_DIRECTIONS FOR THIS TASK_
Take each line that has the word "series" and return it.
## Begin LISTED ENTRIES
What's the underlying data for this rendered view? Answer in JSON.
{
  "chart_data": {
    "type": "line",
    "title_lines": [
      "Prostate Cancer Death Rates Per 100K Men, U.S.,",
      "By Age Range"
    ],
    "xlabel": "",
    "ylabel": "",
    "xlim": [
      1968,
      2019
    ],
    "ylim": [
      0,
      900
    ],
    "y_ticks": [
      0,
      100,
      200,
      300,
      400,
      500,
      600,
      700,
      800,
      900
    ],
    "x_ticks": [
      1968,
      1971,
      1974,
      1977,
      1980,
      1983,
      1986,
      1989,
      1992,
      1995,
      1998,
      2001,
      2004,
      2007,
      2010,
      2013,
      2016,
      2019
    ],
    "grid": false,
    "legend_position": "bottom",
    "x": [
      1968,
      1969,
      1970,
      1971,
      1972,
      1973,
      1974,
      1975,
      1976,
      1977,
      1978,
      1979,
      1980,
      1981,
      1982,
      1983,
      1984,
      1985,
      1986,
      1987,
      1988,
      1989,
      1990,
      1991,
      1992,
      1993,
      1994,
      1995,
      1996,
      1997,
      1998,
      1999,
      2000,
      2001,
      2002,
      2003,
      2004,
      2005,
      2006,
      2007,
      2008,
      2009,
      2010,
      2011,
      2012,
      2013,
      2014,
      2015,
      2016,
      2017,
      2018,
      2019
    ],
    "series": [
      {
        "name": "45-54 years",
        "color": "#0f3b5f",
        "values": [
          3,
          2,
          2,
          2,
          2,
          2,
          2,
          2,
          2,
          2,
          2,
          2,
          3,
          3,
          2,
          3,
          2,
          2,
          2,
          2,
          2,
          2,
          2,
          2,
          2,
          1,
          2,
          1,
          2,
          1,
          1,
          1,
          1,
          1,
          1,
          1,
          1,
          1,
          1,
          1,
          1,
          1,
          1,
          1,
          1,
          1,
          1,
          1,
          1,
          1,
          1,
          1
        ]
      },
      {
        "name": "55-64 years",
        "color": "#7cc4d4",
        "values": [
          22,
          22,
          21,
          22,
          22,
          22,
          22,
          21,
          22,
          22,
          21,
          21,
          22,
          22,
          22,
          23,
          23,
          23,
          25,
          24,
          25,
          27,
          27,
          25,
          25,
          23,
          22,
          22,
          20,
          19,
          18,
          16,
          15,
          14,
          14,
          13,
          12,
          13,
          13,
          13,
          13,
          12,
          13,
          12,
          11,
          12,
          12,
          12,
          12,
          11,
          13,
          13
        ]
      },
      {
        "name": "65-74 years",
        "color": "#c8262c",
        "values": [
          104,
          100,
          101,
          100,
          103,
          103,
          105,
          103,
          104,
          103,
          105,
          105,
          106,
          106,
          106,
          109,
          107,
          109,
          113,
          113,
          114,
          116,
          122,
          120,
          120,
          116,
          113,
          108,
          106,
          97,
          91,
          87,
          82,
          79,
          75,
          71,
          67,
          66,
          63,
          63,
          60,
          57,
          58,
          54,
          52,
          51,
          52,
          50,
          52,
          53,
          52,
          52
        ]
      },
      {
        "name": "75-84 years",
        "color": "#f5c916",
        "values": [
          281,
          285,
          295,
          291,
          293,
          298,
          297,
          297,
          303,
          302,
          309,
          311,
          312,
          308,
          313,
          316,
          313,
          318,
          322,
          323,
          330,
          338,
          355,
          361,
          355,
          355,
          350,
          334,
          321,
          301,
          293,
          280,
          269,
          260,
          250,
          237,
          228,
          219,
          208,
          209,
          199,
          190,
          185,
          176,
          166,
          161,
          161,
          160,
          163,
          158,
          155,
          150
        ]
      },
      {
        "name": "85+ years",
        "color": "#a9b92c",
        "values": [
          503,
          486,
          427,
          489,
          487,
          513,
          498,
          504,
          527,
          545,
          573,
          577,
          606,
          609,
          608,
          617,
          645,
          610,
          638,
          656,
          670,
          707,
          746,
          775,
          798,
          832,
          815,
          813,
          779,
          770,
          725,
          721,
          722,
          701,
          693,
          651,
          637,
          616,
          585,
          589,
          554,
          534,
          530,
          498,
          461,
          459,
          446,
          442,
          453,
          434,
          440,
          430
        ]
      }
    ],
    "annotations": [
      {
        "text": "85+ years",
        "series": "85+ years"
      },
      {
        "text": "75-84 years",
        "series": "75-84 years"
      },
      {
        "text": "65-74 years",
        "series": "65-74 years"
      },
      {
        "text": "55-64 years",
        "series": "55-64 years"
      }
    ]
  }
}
## End LISTED ENTRIES
_IN RESPONSE_
    "series": [
        "series": "85+ years"
        "series": "75-84 years"
        "series": "65-74 years"
        "series": "55-64 years"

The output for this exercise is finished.